— start GIVEN RECORDS —
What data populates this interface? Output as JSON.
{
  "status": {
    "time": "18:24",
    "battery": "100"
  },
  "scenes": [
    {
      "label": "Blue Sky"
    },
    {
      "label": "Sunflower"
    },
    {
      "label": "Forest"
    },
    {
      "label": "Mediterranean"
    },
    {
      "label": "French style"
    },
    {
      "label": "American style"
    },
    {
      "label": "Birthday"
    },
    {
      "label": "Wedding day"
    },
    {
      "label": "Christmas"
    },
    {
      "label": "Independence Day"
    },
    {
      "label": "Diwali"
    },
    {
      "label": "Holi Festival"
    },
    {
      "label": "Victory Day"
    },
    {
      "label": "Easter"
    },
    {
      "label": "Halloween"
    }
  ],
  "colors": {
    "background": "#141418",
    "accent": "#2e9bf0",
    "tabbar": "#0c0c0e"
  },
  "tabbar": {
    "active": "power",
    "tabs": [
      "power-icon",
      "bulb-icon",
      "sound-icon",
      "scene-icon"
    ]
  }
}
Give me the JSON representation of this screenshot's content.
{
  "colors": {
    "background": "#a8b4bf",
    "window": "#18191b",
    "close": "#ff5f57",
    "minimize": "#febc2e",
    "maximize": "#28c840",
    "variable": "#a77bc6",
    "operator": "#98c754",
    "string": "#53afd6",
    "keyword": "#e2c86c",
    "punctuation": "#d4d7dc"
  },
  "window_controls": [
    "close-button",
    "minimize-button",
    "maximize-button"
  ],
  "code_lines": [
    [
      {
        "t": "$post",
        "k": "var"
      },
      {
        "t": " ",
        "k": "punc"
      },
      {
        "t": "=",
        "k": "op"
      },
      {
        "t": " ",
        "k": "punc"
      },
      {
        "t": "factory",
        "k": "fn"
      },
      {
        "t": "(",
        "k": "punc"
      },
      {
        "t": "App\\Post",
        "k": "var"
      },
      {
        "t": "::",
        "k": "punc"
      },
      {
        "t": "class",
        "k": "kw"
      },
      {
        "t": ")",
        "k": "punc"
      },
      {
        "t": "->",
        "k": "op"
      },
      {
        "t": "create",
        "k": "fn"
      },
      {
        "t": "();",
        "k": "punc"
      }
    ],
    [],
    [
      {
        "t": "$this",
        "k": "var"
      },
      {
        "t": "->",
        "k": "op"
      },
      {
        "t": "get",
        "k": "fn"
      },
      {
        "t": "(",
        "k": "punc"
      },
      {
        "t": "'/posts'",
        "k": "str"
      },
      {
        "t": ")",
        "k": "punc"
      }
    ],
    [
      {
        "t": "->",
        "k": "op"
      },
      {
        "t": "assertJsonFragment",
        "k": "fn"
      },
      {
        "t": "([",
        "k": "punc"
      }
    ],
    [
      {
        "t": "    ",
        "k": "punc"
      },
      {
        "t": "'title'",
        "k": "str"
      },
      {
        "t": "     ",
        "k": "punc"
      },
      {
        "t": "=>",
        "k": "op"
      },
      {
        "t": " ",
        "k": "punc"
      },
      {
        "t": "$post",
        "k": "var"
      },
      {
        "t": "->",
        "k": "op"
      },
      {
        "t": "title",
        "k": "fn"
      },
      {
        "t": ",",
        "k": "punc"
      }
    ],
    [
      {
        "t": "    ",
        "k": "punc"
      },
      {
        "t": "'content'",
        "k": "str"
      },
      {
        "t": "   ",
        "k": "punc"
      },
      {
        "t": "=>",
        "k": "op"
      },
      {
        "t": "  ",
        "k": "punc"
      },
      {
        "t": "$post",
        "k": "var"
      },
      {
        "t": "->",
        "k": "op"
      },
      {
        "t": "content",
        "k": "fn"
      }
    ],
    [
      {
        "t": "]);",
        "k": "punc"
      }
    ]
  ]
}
— end GIVEN RECORDS —
Report only how many lines in the listing contain the string "style".

2